GOAL:
Wherever the string "wsch" shows up in a line, count that line. Give the total alone.

Stored records
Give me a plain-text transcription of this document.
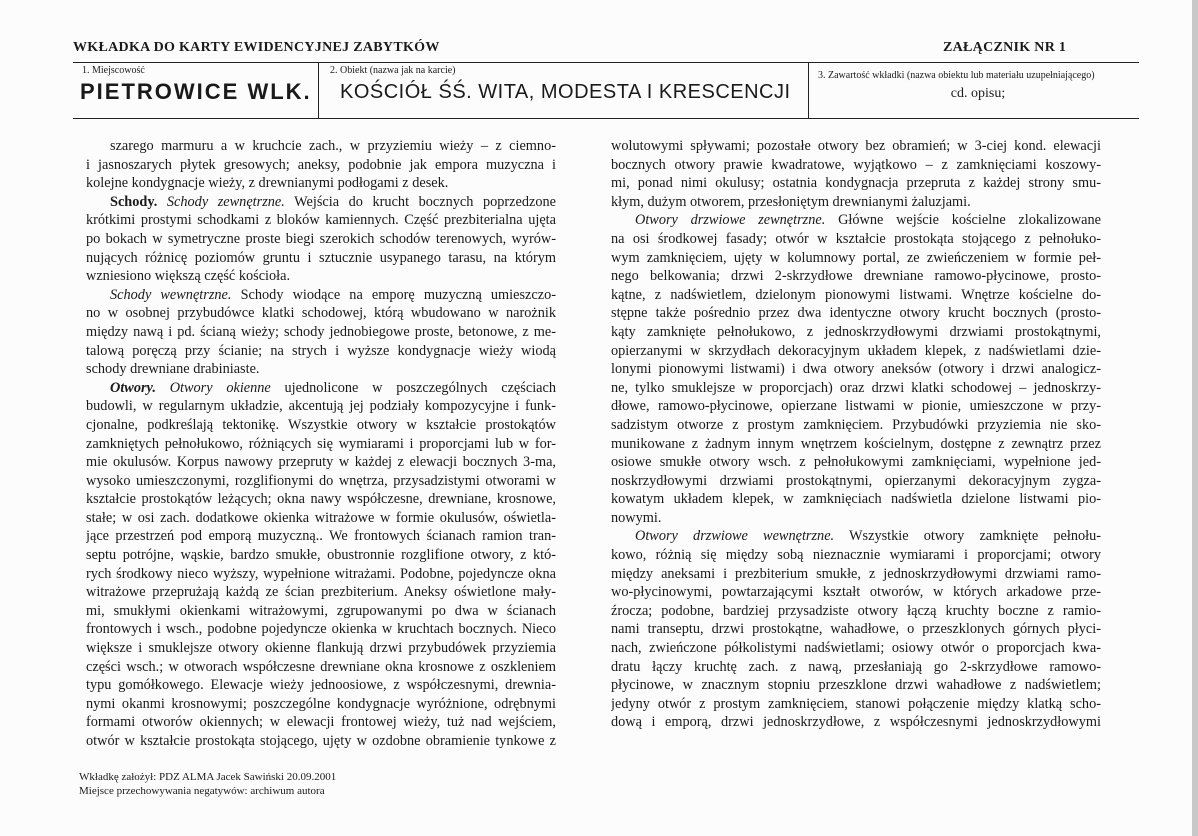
WKŁADKA DO KARTY EWIDENCYJNEJ ZABYTKÓW	ZAŁĄCZNIK NR 1
1. Miejscowość
PIETROWICE WLK.
2. Obiekt (nazwa jak na karcie)
KOŚCIÓŁ ŚŚ. WITA, MODESTA I KRESCENCJI
3. Zawartość wkładki (nazwa obiektu lub materiału uzupełniającego)
cd. opisu;
szarego marmuru a w kruchcie zach., w przyziemiu wieży – z ciemno-
i jasnoszarych płytek gresowych; aneksy, podobnie jak empora muzyczna i
kolejne kondygnacje wieży, z drewnianymi podłogami z desek.
Schody. Schody zewnętrzne. Wejścia do krucht bocznych poprzedzone
krótkimi prostymi schodkami z bloków kamiennych. Część prezbiterialna ujęta
po bokach w symetryczne proste biegi szerokich schodów terenowych, wyrów-
nujących różnicę poziomów gruntu i sztucznie usypanego tarasu, na którym
wzniesiono większą część kościoła.
Schody wewnętrzne. Schody wiodące na emporę muzyczną umieszczo-
no w osobnej przybudówce klatki schodowej, którą wbudowano w narożnik
między nawą i pd. ścianą wieży; schody jednobiegowe proste, betonowe, z me-
talową poręczą przy ścianie; na strych i wyższe kondygnacje wieży wiodą
schody drewniane drabiniaste.
Otwory. Otwory okienne ujednolicone w poszczególnych częściach
budowli, w regularnym układzie, akcentują jej podziały kompozycyjne i funk-
cjonalne, podkreślają tektonikę. Wszystkie otwory w kształcie prostokątów
zamkniętych pełnołukowo, różniących się wymiarami i proporcjami lub w for-
mie okulusów. Korpus nawowy przepruty w każdej z elewacji bocznych 3-ma,
wysoko umieszczonymi, rozglifionymi do wnętrza, przysadzistymi otworami w
kształcie prostokątów leżących; okna nawy współczesne, drewniane, krosnowe,
stałe; w osi zach. dodatkowe okienka witrażowe w formie okulusów, oświetla-
jące przestrzeń pod emporą muzyczną.. We frontowych ścianach ramion tran-
septu potrójne, wąskie, bardzo smukłe, obustronnie rozglifione otwory, z któ-
rych środkowy nieco wyższy, wypełnione witrażami. Podobne, pojedyncze okna
witrażowe przeprużają każdą ze ścian prezbiterium. Aneksy oświetlone mały-
mi, smukłymi okienkami witrażowymi, zgrupowanymi po dwa w ścianach
frontowych i wsch., podobne pojedyncze okienka w kruchtach bocznych. Nieco
większe i smuklejsze otwory okienne flankują drzwi przybudówek przyziemia
części wsch.; w otworach współczesne drewniane okna krosnowe z oszkleniem
typu gomółkowego. Elewacje wieży jednoosiowe, z współczesnymi, drewnia-
nymi okanmi krosnowymi; poszczególne kondygnacje wyróżnione, odrębnymi
formami otworów okiennych; w elewacji frontowej wieży, tuż nad wejściem,
otwór w kształcie prostokąta stojącego, ujęty w ozdobne obramienie tynkowe z
wolutowymi spływami; pozostałe otwory bez obramień; w 3-ciej kond. elewacji
bocznych otwory prawie kwadratowe, wyjątkowo – z zamknięciami koszowy-
mi, ponad nimi okulusy; ostatnia kondygnacja przepruta z każdej strony smu-
kłym, dużym otworem, przesłoniętym drewnianymi żaluzjami.
Otwory drzwiowe zewnętrzne. Główne wejście kościelne zlokalizowane
na osi środkowej fasady; otwór w kształcie prostokąta stojącego z pełnołuko-
wym zamknięciem, ujęty w kolumnowy portal, ze zwieńczeniem w formie peł-
nego belkowania; drzwi 2-skrzydłowe drewniane ramowo-płycinowe, prosto-
kątne, z nadświetlem, dzielonym pionowymi listwami. Wnętrze kościelne do-
stępne także pośrednio przez dwa identyczne otwory krucht bocznych (prosto-
kąty zamknięte pełnołukowo, z jednoskrzydłowymi drzwiami prostokątnymi,
opierzanymi w skrzydłach dekoracyjnym układem klepek, z nadświetlami dzie-
lonymi pionowymi listwami) i dwa otwory aneksów (otwory i drzwi analogicz-
ne, tylko smuklejsze w proporcjach) oraz drzwi klatki schodowej – jednoskrzy-
dłowe, ramowo-płycinowe, opierzane listwami w pionie, umieszczone w przy-
sadzistym otworze z prostym zamknięciem. Przybudówki przyziemia nie sko-
munikowane z żadnym innym wnętrzem kościelnym, dostępne z zewnątrz przez
osiowe smukłe otwory wsch. z pełnołukowymi zamknięciami, wypełnione jed-
noskrzydłowymi drzwiami prostokątnymi, opierzanymi dekoracyjnym zygza-
kowatym układem klepek, w zamknięciach nadświetla dzielone listwami pio-
nowymi.
Otwory drzwiowe wewnętrzne. Wszystkie otwory zamknięte pełnołu-
kowo, różnią się między sobą nieznacznie wymiarami i proporcjami; otwory
między aneksami i prezbiterium smukłe, z jednoskrzydłowymi drzwiami ramo-
wo-płycinowymi, powtarzającymi kształt otworów, w których arkadowe prze-
źrocza; podobne, bardziej przysadziste otwory łączą kruchty boczne z ramio-
nami transeptu, drzwi prostokątne, wahadłowe, o przeszklonych górnych płyci-
nach, zwieńczone półkolistymi nadświetlami; osiowy otwór o proporcjach kwa-
dratu łączy kruchtę zach. z nawą, przesłaniają go 2-skrzydłowe ramowo-
płycinowe, w znacznym stopniu przeszklone drzwi wahadłowe z nadświetlem;
jedyny otwór z prostym zamknięciem, stanowi połączenie między klatką scho-
dową i emporą, drzwi jednoskrzydłowe, z współczesnymi jednoskrzydłowymi
Wkładkę założył: PDZ ALMA Jacek Sawiński 20.09.2001
Miejsce przechowywania negatywów: archiwum autora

EXERCISE OUTPUT:
3